Stated exercise:
Extract all lines that hold "Police" from the records below.

Data items:
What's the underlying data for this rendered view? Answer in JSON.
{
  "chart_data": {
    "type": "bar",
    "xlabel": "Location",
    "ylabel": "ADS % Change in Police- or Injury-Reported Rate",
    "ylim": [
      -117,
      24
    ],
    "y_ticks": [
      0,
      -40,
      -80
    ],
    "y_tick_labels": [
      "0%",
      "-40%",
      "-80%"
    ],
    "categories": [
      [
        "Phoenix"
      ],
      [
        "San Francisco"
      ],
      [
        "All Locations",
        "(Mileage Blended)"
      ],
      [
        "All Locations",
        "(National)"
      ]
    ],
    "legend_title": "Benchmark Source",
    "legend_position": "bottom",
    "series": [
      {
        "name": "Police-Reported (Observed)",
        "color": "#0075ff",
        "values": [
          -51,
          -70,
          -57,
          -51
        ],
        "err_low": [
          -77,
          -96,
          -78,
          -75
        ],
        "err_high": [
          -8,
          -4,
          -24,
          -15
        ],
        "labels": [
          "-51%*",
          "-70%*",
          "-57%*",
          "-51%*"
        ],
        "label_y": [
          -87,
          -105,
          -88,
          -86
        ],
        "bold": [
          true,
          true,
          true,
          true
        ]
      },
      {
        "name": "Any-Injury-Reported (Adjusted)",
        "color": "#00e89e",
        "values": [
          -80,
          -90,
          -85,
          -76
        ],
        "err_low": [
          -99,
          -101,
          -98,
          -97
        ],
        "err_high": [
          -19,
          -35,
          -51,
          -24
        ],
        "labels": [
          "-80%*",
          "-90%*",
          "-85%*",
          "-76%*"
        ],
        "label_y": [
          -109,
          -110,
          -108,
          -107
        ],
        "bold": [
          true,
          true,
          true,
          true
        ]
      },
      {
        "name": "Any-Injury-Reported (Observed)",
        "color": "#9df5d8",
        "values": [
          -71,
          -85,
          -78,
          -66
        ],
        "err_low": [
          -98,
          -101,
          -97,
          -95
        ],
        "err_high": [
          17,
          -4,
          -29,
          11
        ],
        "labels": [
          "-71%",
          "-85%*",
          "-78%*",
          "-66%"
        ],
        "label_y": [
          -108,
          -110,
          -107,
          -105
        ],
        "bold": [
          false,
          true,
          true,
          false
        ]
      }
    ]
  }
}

The output:
    "ylabel": "ADS % Change in Police- or Injury-Reported Rate",
        "name": "Police-Reported (Observed)",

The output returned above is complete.